Where the data below has the string "this", return the whole line.

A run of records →
__________________________________________________

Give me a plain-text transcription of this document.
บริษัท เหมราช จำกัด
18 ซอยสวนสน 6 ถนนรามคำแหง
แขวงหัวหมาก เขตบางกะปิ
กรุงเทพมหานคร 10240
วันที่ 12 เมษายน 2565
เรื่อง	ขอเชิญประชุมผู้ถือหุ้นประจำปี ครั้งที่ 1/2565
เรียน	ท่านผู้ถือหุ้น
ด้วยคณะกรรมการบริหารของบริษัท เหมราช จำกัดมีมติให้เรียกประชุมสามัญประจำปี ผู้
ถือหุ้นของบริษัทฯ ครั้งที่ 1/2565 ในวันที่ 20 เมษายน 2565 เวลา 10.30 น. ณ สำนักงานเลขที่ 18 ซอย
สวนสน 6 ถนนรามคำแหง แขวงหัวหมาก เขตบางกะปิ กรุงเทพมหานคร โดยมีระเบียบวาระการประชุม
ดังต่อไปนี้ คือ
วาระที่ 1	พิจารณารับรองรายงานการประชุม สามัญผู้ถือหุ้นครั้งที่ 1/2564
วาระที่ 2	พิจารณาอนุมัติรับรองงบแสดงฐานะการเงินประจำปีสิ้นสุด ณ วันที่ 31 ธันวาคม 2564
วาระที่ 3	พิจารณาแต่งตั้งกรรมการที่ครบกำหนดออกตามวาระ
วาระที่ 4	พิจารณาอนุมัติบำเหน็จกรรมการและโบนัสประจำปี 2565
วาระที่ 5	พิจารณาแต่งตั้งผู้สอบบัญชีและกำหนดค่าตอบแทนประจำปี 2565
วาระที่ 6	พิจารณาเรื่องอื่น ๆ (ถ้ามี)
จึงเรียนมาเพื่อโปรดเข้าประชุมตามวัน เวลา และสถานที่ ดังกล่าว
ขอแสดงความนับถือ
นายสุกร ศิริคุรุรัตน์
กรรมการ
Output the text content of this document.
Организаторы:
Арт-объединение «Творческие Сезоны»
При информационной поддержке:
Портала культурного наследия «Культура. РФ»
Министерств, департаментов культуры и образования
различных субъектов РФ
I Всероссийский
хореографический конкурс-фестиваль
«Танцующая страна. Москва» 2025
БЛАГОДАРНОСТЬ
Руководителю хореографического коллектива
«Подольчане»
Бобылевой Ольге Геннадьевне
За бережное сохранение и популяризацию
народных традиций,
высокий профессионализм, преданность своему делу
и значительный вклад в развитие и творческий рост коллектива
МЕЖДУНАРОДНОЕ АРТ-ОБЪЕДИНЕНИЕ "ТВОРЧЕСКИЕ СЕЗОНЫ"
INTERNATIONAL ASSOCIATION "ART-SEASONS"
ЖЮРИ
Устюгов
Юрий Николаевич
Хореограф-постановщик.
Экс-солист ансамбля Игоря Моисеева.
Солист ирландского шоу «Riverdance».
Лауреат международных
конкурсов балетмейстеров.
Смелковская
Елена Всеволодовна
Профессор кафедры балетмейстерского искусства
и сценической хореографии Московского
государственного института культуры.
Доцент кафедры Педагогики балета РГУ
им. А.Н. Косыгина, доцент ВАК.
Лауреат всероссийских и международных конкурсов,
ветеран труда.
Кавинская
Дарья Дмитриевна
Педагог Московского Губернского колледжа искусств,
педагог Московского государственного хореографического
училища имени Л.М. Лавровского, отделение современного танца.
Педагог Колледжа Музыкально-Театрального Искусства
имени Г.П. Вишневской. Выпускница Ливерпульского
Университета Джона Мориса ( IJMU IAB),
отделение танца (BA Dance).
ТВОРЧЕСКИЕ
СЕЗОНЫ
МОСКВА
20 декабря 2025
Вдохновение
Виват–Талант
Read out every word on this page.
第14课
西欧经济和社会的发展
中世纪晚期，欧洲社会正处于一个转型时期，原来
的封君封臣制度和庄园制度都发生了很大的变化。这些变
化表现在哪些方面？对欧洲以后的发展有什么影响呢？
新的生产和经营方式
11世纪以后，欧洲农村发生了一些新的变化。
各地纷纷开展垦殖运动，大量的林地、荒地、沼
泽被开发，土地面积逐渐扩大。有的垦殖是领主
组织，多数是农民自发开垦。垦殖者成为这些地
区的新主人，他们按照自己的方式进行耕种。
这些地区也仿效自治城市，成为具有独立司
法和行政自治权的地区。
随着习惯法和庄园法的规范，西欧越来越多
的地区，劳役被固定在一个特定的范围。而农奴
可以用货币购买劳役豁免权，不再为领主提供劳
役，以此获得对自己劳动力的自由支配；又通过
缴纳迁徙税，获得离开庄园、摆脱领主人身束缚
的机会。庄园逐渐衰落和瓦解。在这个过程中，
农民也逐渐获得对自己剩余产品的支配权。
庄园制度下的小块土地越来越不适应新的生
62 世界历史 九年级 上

__________________________________________________

Finished task →
Give me a plain-text transcription of this document.
Output the text content of this document.
Read out every word on this page.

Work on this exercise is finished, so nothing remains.